EXERCISE TASK
Give a count of the lines below that have the string "page" in them, with no other words.

▬▬▬▬▬▬▬▬▬▬

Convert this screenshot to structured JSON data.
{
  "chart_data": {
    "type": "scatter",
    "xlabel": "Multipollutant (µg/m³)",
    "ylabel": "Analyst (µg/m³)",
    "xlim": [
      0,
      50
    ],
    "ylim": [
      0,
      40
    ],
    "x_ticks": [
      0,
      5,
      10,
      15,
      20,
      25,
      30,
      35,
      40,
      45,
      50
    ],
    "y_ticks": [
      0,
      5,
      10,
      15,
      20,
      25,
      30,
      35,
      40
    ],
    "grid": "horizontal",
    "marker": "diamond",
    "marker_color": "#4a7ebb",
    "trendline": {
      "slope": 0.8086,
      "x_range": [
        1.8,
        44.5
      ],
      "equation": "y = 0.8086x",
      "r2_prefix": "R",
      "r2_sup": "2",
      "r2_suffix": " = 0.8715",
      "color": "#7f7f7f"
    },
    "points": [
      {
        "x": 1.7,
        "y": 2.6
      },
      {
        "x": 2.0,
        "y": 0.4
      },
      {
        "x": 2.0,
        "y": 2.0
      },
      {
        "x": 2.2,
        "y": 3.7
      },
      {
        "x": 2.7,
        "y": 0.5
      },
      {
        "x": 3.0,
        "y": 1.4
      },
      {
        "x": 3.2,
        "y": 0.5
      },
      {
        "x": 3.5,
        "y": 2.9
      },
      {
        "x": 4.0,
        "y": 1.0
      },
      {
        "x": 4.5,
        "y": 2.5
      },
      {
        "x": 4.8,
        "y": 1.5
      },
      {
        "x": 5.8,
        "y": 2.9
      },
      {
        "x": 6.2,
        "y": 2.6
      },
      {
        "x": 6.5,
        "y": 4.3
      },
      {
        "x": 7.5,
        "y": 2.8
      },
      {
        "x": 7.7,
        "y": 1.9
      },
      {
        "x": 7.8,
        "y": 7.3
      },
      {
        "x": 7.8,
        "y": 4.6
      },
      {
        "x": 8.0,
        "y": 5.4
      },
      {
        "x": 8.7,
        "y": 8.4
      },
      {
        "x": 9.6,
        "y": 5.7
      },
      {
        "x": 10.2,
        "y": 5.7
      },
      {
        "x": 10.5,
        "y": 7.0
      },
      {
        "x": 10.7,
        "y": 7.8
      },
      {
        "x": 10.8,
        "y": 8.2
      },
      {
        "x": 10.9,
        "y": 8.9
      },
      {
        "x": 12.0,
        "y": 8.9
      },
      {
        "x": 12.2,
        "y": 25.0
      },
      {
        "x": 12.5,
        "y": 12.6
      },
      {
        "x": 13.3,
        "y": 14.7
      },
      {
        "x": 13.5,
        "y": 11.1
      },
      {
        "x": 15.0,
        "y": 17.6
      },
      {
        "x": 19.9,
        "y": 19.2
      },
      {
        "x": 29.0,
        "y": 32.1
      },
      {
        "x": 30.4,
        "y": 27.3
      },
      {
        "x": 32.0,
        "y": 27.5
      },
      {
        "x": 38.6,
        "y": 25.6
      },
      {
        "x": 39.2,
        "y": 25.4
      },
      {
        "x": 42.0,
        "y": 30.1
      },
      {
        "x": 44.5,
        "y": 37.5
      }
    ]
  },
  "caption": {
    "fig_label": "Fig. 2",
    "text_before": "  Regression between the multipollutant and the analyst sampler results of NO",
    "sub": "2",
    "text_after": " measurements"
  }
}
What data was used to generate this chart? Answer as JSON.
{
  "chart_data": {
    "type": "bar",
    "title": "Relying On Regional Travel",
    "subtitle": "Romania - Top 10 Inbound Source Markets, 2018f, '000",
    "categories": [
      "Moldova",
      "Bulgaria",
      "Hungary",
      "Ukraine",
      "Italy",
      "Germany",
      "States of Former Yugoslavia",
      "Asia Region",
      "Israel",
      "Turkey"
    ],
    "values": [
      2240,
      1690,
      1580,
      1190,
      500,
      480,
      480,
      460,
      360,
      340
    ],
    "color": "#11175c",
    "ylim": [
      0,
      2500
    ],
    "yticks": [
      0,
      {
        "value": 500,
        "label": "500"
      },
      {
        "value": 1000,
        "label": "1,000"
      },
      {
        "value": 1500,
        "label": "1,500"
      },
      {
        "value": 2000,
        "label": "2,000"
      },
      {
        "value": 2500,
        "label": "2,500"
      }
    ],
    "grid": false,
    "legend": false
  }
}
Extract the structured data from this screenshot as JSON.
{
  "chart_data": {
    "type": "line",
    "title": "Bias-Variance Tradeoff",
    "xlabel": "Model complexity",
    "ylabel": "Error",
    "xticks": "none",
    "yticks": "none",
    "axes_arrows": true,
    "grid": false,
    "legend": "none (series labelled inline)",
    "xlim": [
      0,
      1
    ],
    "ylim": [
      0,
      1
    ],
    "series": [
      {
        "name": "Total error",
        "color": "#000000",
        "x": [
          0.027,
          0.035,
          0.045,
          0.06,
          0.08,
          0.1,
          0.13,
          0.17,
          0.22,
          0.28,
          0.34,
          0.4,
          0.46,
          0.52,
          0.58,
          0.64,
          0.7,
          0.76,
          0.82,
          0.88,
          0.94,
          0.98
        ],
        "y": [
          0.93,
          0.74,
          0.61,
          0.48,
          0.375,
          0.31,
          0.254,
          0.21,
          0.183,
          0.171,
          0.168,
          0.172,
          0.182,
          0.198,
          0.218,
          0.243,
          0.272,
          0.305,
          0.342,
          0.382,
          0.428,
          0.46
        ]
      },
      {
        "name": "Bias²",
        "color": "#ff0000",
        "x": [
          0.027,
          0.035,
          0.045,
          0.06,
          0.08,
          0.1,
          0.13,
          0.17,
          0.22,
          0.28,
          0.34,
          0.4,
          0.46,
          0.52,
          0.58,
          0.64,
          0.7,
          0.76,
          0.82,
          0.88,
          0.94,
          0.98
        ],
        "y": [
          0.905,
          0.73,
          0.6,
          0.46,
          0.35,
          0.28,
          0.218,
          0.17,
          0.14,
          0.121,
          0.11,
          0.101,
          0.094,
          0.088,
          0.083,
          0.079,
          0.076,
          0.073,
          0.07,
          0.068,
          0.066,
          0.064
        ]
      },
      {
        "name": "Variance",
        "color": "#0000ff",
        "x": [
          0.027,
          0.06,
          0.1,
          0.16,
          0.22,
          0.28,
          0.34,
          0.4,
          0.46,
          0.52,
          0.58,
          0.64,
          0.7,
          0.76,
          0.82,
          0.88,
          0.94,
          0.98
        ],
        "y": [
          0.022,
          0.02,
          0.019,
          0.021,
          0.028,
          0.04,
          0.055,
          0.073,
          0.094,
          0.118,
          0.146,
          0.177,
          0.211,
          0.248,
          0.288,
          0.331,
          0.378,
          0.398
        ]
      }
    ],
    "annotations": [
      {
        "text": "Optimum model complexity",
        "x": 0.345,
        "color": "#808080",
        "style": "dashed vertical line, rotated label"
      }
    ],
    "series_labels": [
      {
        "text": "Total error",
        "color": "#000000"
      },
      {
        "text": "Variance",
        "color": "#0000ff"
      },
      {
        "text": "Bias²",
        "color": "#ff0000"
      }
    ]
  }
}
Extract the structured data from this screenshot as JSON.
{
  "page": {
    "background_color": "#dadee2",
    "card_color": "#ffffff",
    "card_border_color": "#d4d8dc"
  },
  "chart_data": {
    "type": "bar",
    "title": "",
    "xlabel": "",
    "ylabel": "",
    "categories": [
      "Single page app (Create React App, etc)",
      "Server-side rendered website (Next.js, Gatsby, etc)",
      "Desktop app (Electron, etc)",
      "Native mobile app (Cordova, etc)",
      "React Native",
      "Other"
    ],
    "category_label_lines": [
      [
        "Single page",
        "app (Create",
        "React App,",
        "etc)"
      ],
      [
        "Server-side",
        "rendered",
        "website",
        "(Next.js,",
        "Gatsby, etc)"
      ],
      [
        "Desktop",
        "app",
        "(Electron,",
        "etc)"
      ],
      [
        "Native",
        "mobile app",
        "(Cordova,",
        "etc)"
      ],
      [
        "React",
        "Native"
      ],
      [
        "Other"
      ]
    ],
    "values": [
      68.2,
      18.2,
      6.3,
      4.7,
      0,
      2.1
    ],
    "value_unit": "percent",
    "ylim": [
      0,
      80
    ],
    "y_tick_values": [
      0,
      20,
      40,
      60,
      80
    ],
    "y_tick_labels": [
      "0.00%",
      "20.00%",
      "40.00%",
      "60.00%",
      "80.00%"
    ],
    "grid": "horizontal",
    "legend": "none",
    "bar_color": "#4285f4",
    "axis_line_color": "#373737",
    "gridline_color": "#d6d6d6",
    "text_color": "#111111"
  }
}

▬▬▬▬▬▬▬▬▬▬

ANSWER
3